EXERCISE PROMPT:
Return the items below verbatim, from the first line through the line that contains "- range-button[interactable]: YTD: [354, 18, 436, 63]", including both ends.

DATA SUPPLIED:
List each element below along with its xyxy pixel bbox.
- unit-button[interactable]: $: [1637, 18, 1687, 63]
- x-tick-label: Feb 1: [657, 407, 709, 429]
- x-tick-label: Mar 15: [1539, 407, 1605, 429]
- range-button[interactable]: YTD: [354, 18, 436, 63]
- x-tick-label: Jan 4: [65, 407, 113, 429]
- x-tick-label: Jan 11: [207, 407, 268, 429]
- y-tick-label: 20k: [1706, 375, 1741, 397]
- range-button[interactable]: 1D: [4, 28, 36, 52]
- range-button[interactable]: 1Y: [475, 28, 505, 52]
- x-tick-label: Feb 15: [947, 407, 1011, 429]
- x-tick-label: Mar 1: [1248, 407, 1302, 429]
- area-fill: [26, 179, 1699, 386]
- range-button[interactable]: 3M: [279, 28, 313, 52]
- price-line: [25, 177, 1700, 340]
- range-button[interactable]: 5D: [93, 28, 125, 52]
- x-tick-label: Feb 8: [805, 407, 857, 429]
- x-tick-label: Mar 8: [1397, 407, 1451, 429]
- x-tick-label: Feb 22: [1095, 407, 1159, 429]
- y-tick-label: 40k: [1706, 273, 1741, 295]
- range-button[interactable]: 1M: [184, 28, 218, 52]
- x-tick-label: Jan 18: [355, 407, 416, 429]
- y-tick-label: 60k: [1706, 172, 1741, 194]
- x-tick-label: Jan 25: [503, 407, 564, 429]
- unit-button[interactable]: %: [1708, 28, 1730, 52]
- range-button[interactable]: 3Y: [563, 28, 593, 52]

RESPONSE:
List each element below along with its xyxy pixel bbox.
- unit-button[interactable]: $: [1637, 18, 1687, 63]
- x-tick-label: Feb 1: [657, 407, 709, 429]
- x-tick-label: Mar 15: [1539, 407, 1605, 429]
- range-button[interactable]: YTD: [354, 18, 436, 63]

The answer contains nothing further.